## BEGIN TASK MATERIAL

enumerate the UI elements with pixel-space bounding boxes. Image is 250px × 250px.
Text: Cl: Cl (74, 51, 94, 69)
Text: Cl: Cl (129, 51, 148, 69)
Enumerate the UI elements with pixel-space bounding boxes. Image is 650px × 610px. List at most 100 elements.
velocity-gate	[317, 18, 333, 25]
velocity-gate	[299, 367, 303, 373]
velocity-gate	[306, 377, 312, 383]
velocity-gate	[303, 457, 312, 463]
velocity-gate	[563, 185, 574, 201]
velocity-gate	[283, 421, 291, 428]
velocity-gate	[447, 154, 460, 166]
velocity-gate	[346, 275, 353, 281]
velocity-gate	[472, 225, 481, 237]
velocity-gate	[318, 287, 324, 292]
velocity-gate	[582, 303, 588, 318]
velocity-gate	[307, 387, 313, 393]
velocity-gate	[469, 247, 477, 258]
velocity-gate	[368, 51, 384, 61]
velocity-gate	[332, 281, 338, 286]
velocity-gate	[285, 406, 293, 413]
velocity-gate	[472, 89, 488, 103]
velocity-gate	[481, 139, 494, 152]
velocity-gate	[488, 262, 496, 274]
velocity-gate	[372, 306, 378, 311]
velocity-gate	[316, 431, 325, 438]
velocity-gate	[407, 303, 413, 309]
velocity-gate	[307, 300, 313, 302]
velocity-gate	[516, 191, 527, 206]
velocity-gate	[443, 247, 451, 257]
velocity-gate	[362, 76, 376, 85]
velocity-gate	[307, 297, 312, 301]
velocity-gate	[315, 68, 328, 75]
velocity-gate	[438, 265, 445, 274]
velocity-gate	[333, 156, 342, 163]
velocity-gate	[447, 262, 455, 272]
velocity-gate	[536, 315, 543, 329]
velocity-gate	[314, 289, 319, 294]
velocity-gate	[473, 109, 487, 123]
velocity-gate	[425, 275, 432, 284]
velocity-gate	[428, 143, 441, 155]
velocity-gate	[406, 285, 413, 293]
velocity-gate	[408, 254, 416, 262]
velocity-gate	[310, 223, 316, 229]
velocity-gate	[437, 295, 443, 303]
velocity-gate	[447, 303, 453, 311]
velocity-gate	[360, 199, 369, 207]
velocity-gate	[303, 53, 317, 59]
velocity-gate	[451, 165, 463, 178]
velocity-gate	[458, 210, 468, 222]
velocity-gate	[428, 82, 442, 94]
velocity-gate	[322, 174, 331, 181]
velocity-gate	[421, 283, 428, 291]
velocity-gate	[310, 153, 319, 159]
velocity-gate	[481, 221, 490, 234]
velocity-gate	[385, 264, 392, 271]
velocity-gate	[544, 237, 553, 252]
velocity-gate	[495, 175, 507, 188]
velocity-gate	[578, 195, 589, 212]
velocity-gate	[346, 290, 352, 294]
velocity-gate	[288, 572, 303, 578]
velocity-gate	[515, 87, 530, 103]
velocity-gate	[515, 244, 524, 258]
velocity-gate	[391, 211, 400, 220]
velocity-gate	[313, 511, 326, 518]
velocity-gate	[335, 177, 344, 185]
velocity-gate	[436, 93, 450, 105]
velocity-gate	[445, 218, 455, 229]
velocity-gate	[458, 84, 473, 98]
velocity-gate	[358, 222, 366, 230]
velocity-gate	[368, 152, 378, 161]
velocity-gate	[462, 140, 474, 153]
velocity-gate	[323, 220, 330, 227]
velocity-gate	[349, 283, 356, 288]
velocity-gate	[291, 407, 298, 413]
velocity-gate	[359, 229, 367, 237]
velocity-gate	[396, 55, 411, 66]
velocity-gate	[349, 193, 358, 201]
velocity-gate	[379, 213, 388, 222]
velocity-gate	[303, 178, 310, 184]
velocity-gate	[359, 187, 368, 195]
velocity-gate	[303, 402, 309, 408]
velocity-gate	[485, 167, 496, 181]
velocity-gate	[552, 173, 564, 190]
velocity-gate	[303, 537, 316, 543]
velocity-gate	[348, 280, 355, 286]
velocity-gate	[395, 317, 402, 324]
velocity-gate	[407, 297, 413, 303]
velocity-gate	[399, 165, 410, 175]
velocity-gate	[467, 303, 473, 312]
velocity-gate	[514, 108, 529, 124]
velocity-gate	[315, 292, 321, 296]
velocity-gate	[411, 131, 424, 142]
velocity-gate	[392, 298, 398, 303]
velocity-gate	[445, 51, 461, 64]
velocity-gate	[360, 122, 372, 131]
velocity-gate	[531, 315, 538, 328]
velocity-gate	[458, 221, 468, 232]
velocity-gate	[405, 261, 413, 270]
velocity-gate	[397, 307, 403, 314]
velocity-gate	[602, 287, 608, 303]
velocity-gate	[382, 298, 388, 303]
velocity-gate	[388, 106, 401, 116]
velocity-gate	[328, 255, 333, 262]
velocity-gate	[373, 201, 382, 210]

## END TASK MATERIAL

Can you retype every one of the entries above, character for character?

enumerate the UI elements with pixel-space bounding boxes. Image is 250px × 250px.
Text: Cl: Cl (74, 51, 94, 69)
Text: Cl: Cl (129, 51, 148, 69)
Enumerate the UI elements with pixel-space bounding boxes. Image is 650px × 610px. List at most 100 elements.
velocity-gate	[317, 18, 333, 25]
velocity-gate	[299, 367, 303, 373]
velocity-gate	[306, 377, 312, 383]
velocity-gate	[303, 457, 312, 463]
velocity-gate	[563, 185, 574, 201]
velocity-gate	[283, 421, 291, 428]
velocity-gate	[447, 154, 460, 166]
velocity-gate	[346, 275, 353, 281]
velocity-gate	[472, 225, 481, 237]
velocity-gate	[318, 287, 324, 292]
velocity-gate	[582, 303, 588, 318]
velocity-gate	[307, 387, 313, 393]
velocity-gate	[469, 247, 477, 258]
velocity-gate	[368, 51, 384, 61]
velocity-gate	[332, 281, 338, 286]
velocity-gate	[285, 406, 293, 413]
velocity-gate	[472, 89, 488, 103]
velocity-gate	[481, 139, 494, 152]
velocity-gate	[488, 262, 496, 274]
velocity-gate	[372, 306, 378, 311]
velocity-gate	[316, 431, 325, 438]
velocity-gate	[407, 303, 413, 309]
velocity-gate	[307, 300, 313, 302]
velocity-gate	[516, 191, 527, 206]
velocity-gate	[443, 247, 451, 257]
velocity-gate	[362, 76, 376, 85]
velocity-gate	[307, 297, 312, 301]
velocity-gate	[315, 68, 328, 75]
velocity-gate	[438, 265, 445, 274]
velocity-gate	[333, 156, 342, 163]
velocity-gate	[447, 262, 455, 272]
velocity-gate	[536, 315, 543, 329]
velocity-gate	[314, 289, 319, 294]
velocity-gate	[473, 109, 487, 123]
velocity-gate	[425, 275, 432, 284]
velocity-gate	[428, 143, 441, 155]
velocity-gate	[406, 285, 413, 293]
velocity-gate	[408, 254, 416, 262]
velocity-gate	[310, 223, 316, 229]
velocity-gate	[437, 295, 443, 303]
velocity-gate	[447, 303, 453, 311]
velocity-gate	[360, 199, 369, 207]
velocity-gate	[303, 53, 317, 59]
velocity-gate	[451, 165, 463, 178]
velocity-gate	[458, 210, 468, 222]
velocity-gate	[428, 82, 442, 94]
velocity-gate	[322, 174, 331, 181]
velocity-gate	[421, 283, 428, 291]
velocity-gate	[310, 153, 319, 159]
velocity-gate	[481, 221, 490, 234]
velocity-gate	[385, 264, 392, 271]
velocity-gate	[544, 237, 553, 252]
velocity-gate	[495, 175, 507, 188]
velocity-gate	[578, 195, 589, 212]
velocity-gate	[346, 290, 352, 294]
velocity-gate	[288, 572, 303, 578]
velocity-gate	[515, 87, 530, 103]
velocity-gate	[515, 244, 524, 258]
velocity-gate	[391, 211, 400, 220]
velocity-gate	[313, 511, 326, 518]
velocity-gate	[335, 177, 344, 185]
velocity-gate	[436, 93, 450, 105]
velocity-gate	[445, 218, 455, 229]
velocity-gate	[458, 84, 473, 98]
velocity-gate	[358, 222, 366, 230]
velocity-gate	[368, 152, 378, 161]
velocity-gate	[462, 140, 474, 153]
velocity-gate	[323, 220, 330, 227]
velocity-gate	[349, 283, 356, 288]
velocity-gate	[291, 407, 298, 413]
velocity-gate	[359, 229, 367, 237]
velocity-gate	[396, 55, 411, 66]
velocity-gate	[349, 193, 358, 201]
velocity-gate	[379, 213, 388, 222]
velocity-gate	[303, 178, 310, 184]
velocity-gate	[359, 187, 368, 195]
velocity-gate	[303, 402, 309, 408]
velocity-gate	[485, 167, 496, 181]
velocity-gate	[552, 173, 564, 190]
velocity-gate	[303, 537, 316, 543]
velocity-gate	[348, 280, 355, 286]
velocity-gate	[395, 317, 402, 324]
velocity-gate	[407, 297, 413, 303]
velocity-gate	[399, 165, 410, 175]
velocity-gate	[467, 303, 473, 312]
velocity-gate	[514, 108, 529, 124]
velocity-gate	[315, 292, 321, 296]
velocity-gate	[411, 131, 424, 142]
velocity-gate	[392, 298, 398, 303]
velocity-gate	[445, 51, 461, 64]
velocity-gate	[360, 122, 372, 131]
velocity-gate	[531, 315, 538, 328]
velocity-gate	[458, 221, 468, 232]
velocity-gate	[405, 261, 413, 270]
velocity-gate	[397, 307, 403, 314]
velocity-gate	[602, 287, 608, 303]
velocity-gate	[382, 298, 388, 303]
velocity-gate	[388, 106, 401, 116]
velocity-gate	[328, 255, 333, 262]
velocity-gate	[373, 201, 382, 210]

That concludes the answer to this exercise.